Problem description: Reproduce each line from the records that holds "rgba".

Extracted records:
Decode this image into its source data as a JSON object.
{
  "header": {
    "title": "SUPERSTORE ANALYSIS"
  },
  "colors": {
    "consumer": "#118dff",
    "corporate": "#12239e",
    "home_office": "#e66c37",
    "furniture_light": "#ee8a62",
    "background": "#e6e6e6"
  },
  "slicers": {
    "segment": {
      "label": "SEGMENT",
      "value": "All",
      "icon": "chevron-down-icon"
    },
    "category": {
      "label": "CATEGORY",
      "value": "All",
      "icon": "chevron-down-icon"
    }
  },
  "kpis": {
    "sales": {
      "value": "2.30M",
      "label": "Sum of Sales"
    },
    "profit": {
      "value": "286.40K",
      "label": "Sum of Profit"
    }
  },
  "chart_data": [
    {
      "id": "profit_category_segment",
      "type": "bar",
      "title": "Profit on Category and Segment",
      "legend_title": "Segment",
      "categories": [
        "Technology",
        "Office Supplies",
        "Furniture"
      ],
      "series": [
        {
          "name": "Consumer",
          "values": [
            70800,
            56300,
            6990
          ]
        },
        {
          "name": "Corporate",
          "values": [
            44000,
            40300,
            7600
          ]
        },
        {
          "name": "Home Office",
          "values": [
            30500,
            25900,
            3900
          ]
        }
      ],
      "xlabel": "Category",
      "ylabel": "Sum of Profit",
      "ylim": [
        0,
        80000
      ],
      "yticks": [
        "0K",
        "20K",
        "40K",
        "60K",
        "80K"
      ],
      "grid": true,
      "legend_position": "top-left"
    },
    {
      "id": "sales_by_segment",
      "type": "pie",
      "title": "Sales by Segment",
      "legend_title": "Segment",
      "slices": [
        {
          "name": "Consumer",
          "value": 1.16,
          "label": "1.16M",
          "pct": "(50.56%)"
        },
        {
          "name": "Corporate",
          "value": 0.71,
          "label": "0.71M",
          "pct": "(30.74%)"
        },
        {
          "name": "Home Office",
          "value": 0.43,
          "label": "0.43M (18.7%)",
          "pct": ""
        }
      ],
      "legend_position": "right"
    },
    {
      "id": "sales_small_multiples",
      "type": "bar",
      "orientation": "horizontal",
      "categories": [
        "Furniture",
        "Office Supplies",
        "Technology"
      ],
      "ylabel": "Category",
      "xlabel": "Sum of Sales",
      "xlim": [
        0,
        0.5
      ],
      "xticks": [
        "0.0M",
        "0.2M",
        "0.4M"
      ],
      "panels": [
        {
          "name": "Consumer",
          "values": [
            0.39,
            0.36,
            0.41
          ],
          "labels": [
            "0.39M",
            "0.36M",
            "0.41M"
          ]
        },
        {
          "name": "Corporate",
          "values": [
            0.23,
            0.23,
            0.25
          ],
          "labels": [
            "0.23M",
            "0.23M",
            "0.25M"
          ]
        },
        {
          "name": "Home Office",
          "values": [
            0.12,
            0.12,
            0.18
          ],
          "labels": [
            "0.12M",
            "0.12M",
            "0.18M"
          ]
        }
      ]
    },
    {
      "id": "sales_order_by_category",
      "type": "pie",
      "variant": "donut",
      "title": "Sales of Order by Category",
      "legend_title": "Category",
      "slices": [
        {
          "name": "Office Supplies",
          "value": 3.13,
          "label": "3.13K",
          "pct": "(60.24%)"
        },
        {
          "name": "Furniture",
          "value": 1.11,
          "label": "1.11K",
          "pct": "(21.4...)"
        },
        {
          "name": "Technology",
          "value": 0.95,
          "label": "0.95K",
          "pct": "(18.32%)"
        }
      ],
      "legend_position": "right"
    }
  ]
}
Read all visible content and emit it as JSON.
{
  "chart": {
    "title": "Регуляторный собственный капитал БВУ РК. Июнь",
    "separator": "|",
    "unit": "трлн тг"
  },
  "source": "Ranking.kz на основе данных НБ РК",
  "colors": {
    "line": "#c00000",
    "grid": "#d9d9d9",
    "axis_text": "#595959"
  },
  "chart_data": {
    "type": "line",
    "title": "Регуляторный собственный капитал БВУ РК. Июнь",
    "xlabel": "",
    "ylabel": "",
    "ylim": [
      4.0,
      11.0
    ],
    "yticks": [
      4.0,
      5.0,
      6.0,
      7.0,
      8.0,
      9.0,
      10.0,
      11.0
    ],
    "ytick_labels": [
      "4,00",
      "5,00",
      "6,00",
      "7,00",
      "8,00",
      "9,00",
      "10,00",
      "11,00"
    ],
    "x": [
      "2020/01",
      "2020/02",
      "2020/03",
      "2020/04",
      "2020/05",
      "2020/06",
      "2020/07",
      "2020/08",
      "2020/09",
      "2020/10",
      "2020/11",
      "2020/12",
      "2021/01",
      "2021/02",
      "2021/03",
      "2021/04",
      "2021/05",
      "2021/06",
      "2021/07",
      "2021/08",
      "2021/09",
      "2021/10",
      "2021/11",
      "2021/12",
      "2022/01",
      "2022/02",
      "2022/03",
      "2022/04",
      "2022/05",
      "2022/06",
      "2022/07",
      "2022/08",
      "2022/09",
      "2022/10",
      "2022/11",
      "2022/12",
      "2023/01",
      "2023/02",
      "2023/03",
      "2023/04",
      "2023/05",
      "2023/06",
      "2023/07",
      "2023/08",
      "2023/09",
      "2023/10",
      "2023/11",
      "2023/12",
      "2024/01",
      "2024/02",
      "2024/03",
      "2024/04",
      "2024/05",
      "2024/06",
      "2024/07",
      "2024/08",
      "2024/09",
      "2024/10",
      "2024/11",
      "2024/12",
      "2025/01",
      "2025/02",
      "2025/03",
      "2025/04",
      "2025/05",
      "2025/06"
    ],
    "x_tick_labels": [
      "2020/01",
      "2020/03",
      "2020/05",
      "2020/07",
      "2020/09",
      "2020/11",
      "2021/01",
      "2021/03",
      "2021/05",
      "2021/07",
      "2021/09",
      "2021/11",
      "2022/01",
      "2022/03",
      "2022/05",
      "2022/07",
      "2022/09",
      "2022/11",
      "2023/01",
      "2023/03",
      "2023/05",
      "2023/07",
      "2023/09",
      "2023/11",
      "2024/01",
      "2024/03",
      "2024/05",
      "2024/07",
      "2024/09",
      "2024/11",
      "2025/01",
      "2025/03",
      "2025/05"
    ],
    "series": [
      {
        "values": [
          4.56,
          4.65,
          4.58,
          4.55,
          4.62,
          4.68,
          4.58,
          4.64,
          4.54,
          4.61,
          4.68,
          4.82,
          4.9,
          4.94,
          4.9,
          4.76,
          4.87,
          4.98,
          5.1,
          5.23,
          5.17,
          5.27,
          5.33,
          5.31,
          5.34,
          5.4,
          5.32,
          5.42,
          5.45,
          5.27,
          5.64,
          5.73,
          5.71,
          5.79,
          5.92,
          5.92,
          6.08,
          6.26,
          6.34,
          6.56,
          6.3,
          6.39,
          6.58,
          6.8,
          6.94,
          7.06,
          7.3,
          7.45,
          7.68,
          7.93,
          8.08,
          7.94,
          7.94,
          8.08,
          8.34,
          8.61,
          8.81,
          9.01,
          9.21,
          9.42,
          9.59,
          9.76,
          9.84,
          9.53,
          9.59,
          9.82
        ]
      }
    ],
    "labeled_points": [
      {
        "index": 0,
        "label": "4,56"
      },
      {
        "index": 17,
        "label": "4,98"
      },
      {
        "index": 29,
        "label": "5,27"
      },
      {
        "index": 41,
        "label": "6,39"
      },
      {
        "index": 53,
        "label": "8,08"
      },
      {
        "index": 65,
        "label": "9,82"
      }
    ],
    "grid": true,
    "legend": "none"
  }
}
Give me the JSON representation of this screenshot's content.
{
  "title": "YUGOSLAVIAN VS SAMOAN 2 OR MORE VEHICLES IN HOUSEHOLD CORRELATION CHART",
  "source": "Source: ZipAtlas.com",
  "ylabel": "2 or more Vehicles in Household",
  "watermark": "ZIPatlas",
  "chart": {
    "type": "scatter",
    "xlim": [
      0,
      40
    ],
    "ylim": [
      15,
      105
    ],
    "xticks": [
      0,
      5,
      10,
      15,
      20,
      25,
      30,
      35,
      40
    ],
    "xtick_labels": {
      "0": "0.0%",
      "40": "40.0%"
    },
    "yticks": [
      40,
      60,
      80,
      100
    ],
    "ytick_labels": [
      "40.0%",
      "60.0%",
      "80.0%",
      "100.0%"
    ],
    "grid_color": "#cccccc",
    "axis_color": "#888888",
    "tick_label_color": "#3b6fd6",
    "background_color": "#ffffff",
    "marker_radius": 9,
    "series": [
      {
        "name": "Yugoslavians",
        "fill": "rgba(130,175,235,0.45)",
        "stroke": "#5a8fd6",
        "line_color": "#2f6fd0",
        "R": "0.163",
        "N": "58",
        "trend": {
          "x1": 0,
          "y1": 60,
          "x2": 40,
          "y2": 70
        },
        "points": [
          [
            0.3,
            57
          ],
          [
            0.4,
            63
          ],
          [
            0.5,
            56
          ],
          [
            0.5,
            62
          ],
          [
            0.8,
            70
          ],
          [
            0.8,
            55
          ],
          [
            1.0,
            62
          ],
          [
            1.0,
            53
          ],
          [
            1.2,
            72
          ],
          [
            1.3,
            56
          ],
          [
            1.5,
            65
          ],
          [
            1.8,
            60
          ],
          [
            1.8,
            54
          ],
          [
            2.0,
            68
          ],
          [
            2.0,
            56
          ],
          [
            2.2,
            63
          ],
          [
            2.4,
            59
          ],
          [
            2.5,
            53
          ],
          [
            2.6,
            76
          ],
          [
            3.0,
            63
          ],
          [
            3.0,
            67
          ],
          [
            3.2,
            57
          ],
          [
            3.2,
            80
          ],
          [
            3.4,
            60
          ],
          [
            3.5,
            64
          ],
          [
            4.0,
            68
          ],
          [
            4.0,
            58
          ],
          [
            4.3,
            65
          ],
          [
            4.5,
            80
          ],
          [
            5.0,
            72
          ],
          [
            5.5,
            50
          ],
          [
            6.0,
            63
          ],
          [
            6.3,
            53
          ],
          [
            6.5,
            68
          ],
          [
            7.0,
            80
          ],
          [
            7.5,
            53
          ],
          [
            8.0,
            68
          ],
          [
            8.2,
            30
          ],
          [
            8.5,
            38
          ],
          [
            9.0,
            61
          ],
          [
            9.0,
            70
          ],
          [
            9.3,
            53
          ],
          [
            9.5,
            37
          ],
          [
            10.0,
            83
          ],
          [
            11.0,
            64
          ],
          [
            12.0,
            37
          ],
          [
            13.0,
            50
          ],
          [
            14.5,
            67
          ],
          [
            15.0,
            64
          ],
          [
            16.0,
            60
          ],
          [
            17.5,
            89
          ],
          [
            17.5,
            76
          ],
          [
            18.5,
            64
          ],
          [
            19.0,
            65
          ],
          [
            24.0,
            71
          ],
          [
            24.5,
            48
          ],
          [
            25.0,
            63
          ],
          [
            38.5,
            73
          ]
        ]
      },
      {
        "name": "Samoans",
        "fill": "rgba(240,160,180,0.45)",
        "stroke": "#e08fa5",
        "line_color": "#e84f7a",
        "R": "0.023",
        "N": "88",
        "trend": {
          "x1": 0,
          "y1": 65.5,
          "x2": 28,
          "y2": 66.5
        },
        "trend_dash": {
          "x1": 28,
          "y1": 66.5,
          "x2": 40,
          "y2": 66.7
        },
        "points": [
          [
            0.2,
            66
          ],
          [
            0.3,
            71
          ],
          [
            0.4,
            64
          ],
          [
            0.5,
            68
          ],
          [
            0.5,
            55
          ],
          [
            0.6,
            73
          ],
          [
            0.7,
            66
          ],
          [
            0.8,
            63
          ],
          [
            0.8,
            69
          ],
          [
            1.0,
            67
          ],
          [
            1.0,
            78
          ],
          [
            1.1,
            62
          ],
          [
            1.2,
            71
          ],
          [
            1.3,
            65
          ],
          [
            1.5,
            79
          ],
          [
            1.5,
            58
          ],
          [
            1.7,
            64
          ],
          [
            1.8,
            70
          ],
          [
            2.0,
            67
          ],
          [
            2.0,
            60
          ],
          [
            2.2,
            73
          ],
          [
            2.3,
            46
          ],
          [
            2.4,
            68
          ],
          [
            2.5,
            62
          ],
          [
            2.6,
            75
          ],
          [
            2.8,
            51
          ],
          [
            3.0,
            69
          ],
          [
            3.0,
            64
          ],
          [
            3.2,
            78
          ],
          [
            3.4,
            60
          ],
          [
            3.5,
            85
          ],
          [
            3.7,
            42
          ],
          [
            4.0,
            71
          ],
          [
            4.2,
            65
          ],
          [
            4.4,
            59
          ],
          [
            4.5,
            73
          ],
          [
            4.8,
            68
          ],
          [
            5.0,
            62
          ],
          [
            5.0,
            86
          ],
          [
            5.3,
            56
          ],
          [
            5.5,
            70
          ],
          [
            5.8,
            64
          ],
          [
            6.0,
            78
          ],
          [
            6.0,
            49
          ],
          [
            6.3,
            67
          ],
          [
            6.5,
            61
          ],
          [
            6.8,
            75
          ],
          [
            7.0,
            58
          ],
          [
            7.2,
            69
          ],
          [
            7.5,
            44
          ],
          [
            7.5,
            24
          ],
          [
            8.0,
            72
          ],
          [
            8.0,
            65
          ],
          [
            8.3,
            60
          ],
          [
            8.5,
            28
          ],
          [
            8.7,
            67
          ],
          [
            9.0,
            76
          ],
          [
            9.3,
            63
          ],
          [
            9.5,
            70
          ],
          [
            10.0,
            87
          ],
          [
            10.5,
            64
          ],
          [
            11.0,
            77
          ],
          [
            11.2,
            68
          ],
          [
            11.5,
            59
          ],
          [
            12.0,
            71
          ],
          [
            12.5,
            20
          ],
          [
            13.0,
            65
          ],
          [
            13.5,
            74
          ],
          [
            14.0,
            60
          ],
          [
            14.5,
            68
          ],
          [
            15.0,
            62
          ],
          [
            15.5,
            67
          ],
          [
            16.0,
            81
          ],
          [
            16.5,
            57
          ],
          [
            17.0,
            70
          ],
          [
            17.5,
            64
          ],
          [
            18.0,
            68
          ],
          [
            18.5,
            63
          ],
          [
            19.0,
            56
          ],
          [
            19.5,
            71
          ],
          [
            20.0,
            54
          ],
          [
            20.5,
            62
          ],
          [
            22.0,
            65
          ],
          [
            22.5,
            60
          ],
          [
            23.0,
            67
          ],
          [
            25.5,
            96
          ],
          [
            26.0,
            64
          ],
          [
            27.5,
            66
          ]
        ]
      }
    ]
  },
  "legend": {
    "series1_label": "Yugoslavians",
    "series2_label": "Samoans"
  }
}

Solution:
        "fill": "rgba(130,175,235,0.45)",
        "fill": "rgba(240,160,180,0.45)",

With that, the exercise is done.